___ Textauszug ___
Meldung vom 24.10.2014

Im Südsudan, dem jüngsten Staat der Welt, massakrieren sich Dinka und Nuer seit fast einem Jahr gegenseitig. Und nun schlittert das Land in eine Hungerkatastrophe. Diese war schon lange vorausgesagt.

Und dann stürmten die Nuer-Rebellen die Stadt Bor im Zentrum des Südsudans. Und die Familie von Betram Kuol ergriff die Flucht. Nur die Tante weigerte sich und blieb da. Vier Tage später fanden sie ihren toten Körper. Die Frau war ohne Gewalteinwirkung ums Leben gekommen, so erzählt es Kuol. „Einfach tot.“ Zuerst der ewigen Flucht müde und dann lebensmüde.

Der groß gewachsene Caritas-Mitarbeiter vom Volk der Dinka arbeitet als Agrarökonom. Kuol hilft seinen Landsleuten, ihre Felder nachhaltig zu bewirtschaften und klärt sie über ihre Rechte auf. Doch nun ist auch seine Familie von den Auswirkungen des Kriegs betroffen, der im jüngsten Staat der Welt wütet und 1,7 Mio. der 11,3 Mio. Südsudanesen in die Flucht geschlagen hat – die allermeisten davon, 1,3 Millionen, innerhalb der Staatsgrenzen. Wenn die Dinka eine Stadt unter ihre Herrschaft bringen, rennen die Nuer in eines der Flüchtlingslager der Vereinten Nationen – oder in den Busch. Und wenn die Nuer-Truppen eine Stadt besetzen, ziehen sich Dinka dorthin zurück. Und so wogt der Kampf hin und her. Und mit ihm der Flüchtlingsstrom.
___
* Ziel: Fahre mit der Meldung über den Krieg im Südsudan fort und knüpfe direkt an ihren letzten Satz an.
___ Bereitgestellte Daten ___
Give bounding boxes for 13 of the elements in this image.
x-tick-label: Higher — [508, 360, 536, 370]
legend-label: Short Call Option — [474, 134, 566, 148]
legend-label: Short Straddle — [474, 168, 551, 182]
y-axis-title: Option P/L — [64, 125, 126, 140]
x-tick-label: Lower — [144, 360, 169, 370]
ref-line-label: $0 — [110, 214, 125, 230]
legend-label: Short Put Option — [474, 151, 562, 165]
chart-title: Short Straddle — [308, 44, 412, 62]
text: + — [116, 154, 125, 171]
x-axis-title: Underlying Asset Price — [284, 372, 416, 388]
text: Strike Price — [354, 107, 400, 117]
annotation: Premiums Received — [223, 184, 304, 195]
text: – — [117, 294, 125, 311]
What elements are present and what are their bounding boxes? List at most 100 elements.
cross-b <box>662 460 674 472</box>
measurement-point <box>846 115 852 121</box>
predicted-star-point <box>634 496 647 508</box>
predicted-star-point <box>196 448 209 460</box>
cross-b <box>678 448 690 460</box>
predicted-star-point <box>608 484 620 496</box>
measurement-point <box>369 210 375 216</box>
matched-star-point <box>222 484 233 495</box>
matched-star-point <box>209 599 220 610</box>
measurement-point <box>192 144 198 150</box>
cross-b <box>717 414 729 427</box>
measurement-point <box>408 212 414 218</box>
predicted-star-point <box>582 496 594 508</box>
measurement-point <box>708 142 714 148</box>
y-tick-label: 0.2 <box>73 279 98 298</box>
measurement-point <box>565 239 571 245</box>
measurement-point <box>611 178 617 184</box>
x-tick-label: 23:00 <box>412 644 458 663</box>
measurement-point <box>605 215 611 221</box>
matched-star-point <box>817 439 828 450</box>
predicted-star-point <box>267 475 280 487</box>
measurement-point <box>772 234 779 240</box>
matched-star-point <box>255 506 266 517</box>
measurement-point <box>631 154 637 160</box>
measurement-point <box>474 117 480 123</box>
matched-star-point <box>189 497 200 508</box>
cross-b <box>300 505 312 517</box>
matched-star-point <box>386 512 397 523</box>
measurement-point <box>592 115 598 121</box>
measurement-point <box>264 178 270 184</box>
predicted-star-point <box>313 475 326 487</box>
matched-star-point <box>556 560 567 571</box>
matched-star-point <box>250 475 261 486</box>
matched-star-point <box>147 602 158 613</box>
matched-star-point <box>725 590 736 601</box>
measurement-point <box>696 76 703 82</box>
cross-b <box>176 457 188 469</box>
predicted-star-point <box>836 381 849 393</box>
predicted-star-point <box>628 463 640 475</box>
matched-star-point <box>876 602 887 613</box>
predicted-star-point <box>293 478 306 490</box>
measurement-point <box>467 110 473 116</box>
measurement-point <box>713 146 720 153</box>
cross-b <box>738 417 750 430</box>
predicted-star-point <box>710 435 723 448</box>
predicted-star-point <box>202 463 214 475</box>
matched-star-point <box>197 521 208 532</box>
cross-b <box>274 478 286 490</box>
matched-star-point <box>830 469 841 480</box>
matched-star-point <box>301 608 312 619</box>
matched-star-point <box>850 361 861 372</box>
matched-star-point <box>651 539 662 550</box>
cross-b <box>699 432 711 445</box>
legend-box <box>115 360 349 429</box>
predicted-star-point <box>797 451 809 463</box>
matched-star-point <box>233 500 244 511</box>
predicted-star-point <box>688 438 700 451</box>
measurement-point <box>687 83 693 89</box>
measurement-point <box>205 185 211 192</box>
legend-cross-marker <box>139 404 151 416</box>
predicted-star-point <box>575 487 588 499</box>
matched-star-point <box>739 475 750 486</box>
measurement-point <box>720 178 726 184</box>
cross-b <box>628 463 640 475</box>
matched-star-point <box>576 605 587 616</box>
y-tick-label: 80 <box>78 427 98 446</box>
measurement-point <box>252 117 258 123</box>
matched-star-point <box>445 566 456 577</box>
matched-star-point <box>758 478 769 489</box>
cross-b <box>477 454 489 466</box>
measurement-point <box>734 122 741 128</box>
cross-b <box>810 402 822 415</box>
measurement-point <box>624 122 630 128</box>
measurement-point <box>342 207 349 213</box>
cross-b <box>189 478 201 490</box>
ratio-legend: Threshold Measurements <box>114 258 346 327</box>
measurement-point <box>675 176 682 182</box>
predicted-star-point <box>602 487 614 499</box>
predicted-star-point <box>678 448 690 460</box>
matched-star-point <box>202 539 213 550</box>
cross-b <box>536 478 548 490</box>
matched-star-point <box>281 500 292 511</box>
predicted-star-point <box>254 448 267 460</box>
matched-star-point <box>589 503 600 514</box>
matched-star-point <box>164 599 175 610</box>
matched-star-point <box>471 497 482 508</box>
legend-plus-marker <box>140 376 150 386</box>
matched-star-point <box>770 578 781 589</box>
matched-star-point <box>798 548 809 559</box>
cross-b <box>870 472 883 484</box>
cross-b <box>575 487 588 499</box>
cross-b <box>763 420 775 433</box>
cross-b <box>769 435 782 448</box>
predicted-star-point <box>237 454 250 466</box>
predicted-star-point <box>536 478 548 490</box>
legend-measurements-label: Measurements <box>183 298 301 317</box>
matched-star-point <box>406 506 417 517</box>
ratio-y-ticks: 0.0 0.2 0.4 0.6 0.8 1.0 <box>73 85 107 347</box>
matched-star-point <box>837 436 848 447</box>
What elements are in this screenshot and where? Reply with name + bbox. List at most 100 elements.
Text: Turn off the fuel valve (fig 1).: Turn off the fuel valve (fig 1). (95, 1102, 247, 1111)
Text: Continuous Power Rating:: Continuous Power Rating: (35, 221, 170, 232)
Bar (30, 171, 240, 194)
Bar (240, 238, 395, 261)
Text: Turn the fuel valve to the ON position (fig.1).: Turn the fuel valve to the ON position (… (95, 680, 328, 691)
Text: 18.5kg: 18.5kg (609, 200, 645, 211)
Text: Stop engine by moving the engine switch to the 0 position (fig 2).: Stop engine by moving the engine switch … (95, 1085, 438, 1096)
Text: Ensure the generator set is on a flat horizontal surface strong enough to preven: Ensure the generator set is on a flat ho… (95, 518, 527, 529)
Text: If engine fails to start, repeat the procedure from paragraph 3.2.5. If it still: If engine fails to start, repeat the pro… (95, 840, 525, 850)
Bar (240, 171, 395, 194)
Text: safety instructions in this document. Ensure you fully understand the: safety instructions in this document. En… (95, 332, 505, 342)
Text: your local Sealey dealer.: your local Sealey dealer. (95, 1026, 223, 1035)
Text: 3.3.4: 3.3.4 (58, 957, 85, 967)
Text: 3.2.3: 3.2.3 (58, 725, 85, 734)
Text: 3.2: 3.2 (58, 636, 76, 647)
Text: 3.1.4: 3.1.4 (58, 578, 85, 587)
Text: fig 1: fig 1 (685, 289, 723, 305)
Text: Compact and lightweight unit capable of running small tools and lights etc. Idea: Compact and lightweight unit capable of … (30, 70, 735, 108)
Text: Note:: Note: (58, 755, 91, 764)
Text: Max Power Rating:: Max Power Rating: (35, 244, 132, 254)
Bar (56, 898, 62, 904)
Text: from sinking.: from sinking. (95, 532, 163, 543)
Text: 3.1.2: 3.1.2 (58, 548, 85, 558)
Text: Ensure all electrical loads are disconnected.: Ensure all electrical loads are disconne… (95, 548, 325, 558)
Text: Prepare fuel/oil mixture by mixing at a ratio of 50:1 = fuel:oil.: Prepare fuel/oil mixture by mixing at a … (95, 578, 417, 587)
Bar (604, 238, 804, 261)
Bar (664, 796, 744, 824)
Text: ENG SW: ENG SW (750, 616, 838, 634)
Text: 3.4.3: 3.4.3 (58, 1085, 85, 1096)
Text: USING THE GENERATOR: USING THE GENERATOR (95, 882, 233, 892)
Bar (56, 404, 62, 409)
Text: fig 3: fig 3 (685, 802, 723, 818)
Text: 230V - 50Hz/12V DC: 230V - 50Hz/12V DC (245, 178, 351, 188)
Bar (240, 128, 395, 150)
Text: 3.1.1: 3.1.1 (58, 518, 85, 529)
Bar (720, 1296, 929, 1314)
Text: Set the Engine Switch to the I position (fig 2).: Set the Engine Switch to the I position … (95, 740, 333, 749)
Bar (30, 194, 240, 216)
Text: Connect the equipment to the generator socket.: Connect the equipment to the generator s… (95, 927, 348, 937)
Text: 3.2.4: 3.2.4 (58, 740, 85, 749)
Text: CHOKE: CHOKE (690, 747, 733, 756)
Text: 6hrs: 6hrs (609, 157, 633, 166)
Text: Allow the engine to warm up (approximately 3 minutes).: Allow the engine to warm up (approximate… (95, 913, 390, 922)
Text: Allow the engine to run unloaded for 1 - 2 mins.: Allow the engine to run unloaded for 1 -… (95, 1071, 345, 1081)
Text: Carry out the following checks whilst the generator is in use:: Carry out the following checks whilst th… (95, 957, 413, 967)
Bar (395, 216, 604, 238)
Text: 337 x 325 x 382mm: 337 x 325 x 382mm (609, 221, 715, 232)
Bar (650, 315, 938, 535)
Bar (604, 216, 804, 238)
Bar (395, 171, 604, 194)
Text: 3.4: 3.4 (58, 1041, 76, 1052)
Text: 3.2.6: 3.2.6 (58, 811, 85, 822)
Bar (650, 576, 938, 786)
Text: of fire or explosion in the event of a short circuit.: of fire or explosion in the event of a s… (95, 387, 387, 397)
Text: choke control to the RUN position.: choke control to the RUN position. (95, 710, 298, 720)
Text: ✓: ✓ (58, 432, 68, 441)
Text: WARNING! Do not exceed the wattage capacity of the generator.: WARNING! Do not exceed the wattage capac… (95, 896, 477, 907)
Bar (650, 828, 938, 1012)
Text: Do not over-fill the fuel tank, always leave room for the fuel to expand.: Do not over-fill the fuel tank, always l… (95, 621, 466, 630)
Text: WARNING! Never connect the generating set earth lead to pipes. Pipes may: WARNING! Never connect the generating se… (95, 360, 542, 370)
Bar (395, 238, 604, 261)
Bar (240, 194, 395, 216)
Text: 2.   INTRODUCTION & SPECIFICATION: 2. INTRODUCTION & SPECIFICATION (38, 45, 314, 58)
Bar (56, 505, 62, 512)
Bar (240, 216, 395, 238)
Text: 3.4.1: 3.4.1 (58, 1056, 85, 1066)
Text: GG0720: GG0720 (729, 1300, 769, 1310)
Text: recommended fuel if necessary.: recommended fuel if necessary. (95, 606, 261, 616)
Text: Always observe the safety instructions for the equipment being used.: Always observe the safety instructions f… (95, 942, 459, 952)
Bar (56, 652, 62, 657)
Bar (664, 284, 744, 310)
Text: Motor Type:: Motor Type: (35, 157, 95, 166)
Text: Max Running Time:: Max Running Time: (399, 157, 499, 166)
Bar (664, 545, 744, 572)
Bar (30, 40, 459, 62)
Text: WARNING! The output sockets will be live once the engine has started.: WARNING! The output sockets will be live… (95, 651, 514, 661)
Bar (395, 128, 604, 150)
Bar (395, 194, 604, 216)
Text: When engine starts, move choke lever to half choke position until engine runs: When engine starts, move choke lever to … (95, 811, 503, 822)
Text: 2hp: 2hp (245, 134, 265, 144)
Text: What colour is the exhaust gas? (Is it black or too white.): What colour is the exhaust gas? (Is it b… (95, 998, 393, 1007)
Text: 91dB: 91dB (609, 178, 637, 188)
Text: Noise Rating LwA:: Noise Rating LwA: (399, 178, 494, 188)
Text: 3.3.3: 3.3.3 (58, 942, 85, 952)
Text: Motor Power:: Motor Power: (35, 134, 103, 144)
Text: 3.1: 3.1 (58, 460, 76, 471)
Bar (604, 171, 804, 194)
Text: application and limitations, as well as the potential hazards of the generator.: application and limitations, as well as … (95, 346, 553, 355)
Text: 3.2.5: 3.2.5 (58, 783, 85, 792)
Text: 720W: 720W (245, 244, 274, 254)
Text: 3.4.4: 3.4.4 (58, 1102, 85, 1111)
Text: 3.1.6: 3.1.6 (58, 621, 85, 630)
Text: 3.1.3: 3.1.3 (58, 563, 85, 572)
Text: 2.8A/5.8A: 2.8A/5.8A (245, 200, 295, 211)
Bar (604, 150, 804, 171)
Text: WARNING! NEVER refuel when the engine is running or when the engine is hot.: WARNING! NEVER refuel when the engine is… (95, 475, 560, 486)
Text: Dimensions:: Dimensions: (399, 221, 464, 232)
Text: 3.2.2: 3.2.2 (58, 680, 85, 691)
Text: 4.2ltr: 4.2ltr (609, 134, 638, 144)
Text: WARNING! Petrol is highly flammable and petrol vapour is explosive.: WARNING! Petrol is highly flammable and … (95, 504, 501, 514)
___
* Übungsergebnis:
Seit Dezember 2013 gehen die Truppen von Präsident Salva Kiir, einem Dinka, gegen die Rebellenmiliz des entlassenen Vizepräsidenten Riek Machar vom zweitgrößten Volk Nuer vor. Auf den ersten Blick sieht es nach einem Krieg der Ethnien aus. „Aber dieser Eindruck ist falsch“, meint Südsudan-Experte Amir Idris von der US-Universität Fordham. „Man muss unterscheiden zwischen der ethnischen Gewalt und der politischen Krise, die dazu geführt hat.“

Diese Krise führt zurück an die Wurzel der Sudanesischen Volksbefreiungsbewegung und -armee (SPLM), die jahrzehntelang um die Unabhängigkeit vom muslimischen Norden rang. Und sich in den Neunzigern in internen Grabenkämpfen auslaugte. Schon damals führte Machar die Aufständischen in den SPLM-Reihen an. Doch der Kampf für einen eigenen Staat brachte die SPLM wieder zusammen. Ein Pakt auf Zeit.

Zwei Jahre nach der im Juli 2011 erlangten Unabhängigkeit kam es wieder zu Machtgerangel – um die Aufteilung der Staatsmacht, die nun der SPLM oblag. Der Bruch zwischen Kiir und Machar verlief dabei nicht zwischen ethnischen Fronten: Dinka und Nuer gab es in beiden politischen Lagern. Anders in der Armee: Die SPLM-Soldaten, die zu Machar überwechselten, waren Nuer, der verbliebene Rest Dinka. Nach dem ersten Bericht über ein Massaker an Nuern wurde mit Dominoeffekt eine Abfolge gegenseitiger Vergeltungsschläge angekurbelt.

Seit Anfang des Jahres 2014 werden nun in Äthiopiens Hauptstadt Addis Abeba erfolglos Friedensverhandlungen geführt, die auch im Interesse der Weltmächte China und USA stehen. Die Chinesen sind im Südsudan stark im Ölgeschäft involviert, die Amerikaner investierten Millionen in den Staatsaufbau.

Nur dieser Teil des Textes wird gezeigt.